EXERCISE PROMPT :: For the data below, report the number of lines that contain the string "Jerusalém" and nothing else.

"""

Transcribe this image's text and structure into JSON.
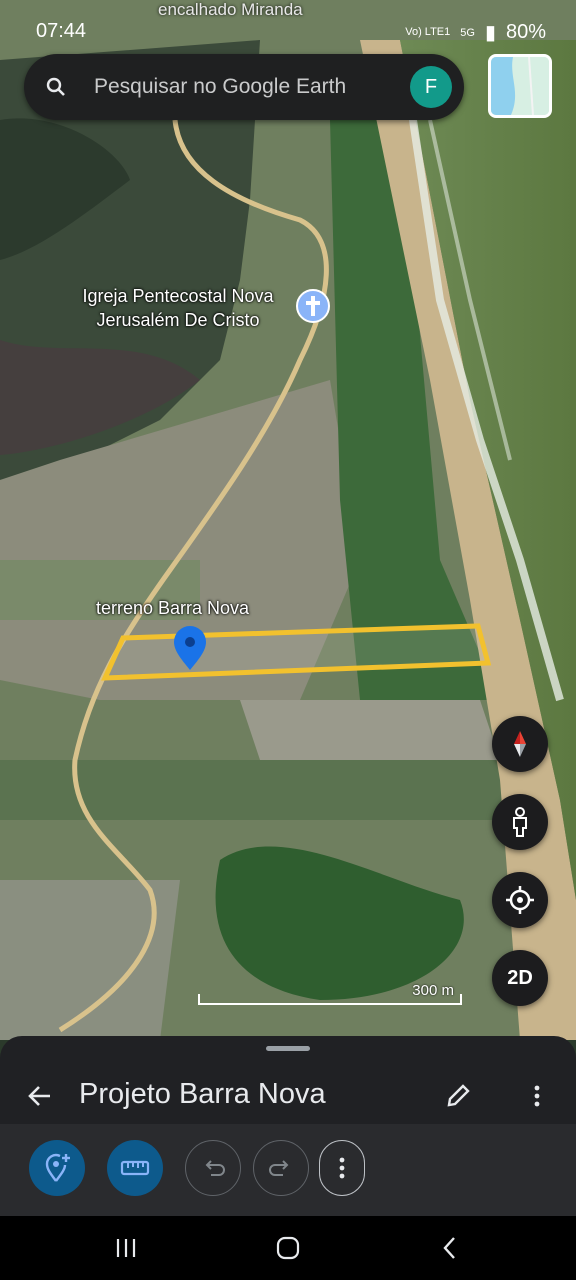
{
  "status": {
    "time": "07:44",
    "battery": "80%",
    "network": "Vo) LTE1",
    "network_gen": "5G"
  },
  "top_place_label": "encalhado Miranda",
  "search": {
    "placeholder": "Pesquisar no Google Earth",
    "avatar_letter": "F"
  },
  "map": {
    "church_label": "Igreja Pentecostal Nova Jerusalém De Cristo",
    "church_label_line1": "Igreja Pentecostal Nova",
    "church_label_line2": "Jerusalém De Cristo",
    "plot_label": "terreno Barra Nova",
    "scale_label": "300 m",
    "plot_outline_color": "#f2c12e",
    "pin_color": "#1a73e8"
  },
  "controls": {
    "compass": "compass-icon",
    "pegman": "pegman-icon",
    "locate": "my-location-icon",
    "view_mode": "2D"
  },
  "sheet": {
    "title": "Projeto Barra Nova"
  },
  "toolbar": {
    "items": [
      "add-placemark-icon",
      "measure-icon",
      "undo-icon",
      "redo-icon",
      "more-icon"
    ]
  },
  "navbar": {
    "items": [
      "recents-icon",
      "home-icon",
      "back-icon"
    ]
  }
}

"""

OUTPUT FOR THIS EXERCISE :: 2